BEGIN STORED DATA

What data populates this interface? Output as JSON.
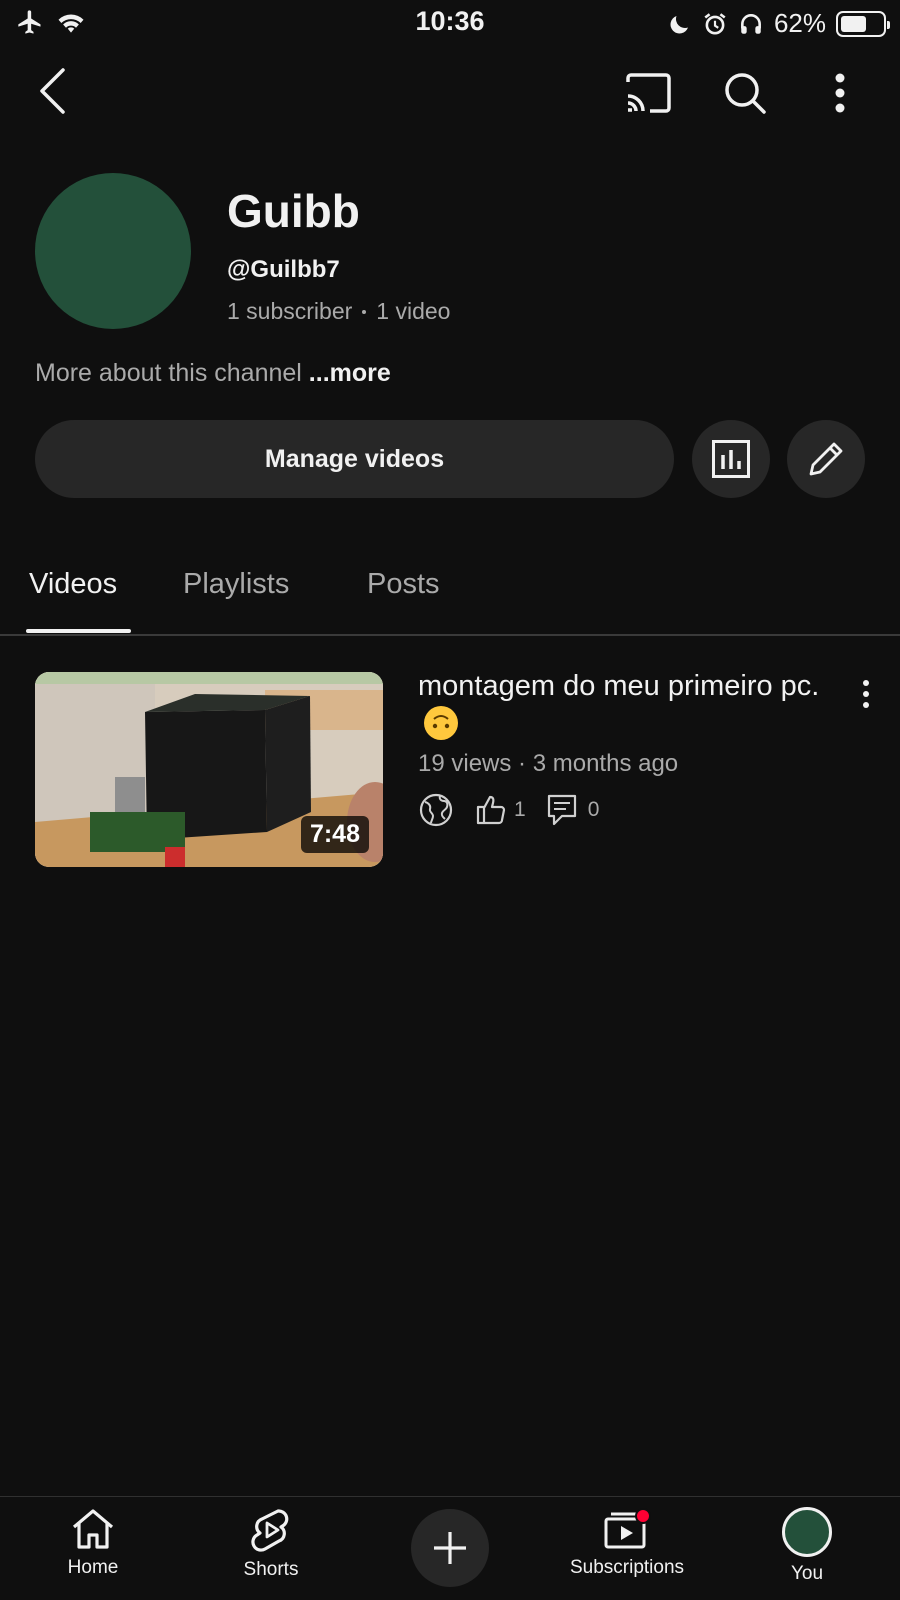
{
  "status_bar": {
    "time": "10:36",
    "battery": "62%",
    "battery_level": 0.62
  },
  "channel": {
    "name": "Guibb",
    "handle": "@Guilbb7",
    "subscribers": "1 subscriber",
    "videos": "1 video",
    "about_text": "More about this channel",
    "more_label": "...more",
    "avatar_color": "#23503a"
  },
  "actions": {
    "manage_videos_label": "Manage videos"
  },
  "tabs": [
    {
      "label": "Videos",
      "active": true
    },
    {
      "label": "Playlists",
      "active": false
    },
    {
      "label": "Posts",
      "active": false
    }
  ],
  "videos": [
    {
      "title": "montagem do meu primeiro pc.",
      "duration": "7:48",
      "views": "19 views",
      "age": "3 months ago",
      "likes": "1",
      "comments": "0"
    }
  ],
  "bottom_nav": [
    {
      "label": "Home",
      "icon": "home-icon"
    },
    {
      "label": "Shorts",
      "icon": "shorts-icon"
    },
    {
      "label": "",
      "icon": "plus-icon"
    },
    {
      "label": "Subscriptions",
      "icon": "subscriptions-icon"
    },
    {
      "label": "You",
      "icon": "avatar"
    }
  ],
  "colors": {
    "background": "#0f0f0f",
    "surface": "#272727",
    "notification": "#ff0033"
  }
}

END STORED DATA

● REQUIREMENT
Reproduce the records, all of them, word for word; omit the pictures.

● RESULT FOR THIS TASK
What data populates this interface? Output as JSON.
{
  "status_bar": {
    "time": "10:36",
    "battery": "62%",
    "battery_level": 0.62
  },
  "channel": {
    "name": "Guibb",
    "handle": "@Guilbb7",
    "subscribers": "1 subscriber",
    "videos": "1 video",
    "about_text": "More about this channel",
    "more_label": "...more",
    "avatar_color": "#23503a"
  },
  "actions": {
    "manage_videos_label": "Manage videos"
  },
  "tabs": [
    {
      "label": "Videos",
      "active": true
    },
    {
      "label": "Playlists",
      "active": false
    },
    {
      "label": "Posts",
      "active": false
    }
  ],
  "videos": [
    {
      "title": "montagem do meu primeiro pc.",
      "duration": "7:48",
      "views": "19 views",
      "age": "3 months ago",
      "likes": "1",
      "comments": "0"
    }
  ],
  "bottom_nav": [
    {
      "label": "Home",
      "icon": "home-icon"
    },
    {
      "label": "Shorts",
      "icon": "shorts-icon"
    },
    {
      "label": "",
      "icon": "plus-icon"
    },
    {
      "label": "Subscriptions",
      "icon": "subscriptions-icon"
    },
    {
      "label": "You",
      "icon": "avatar"
    }
  ],
  "colors": {
    "background": "#0f0f0f",
    "surface": "#272727",
    "notification": "#ff0033"
  }
}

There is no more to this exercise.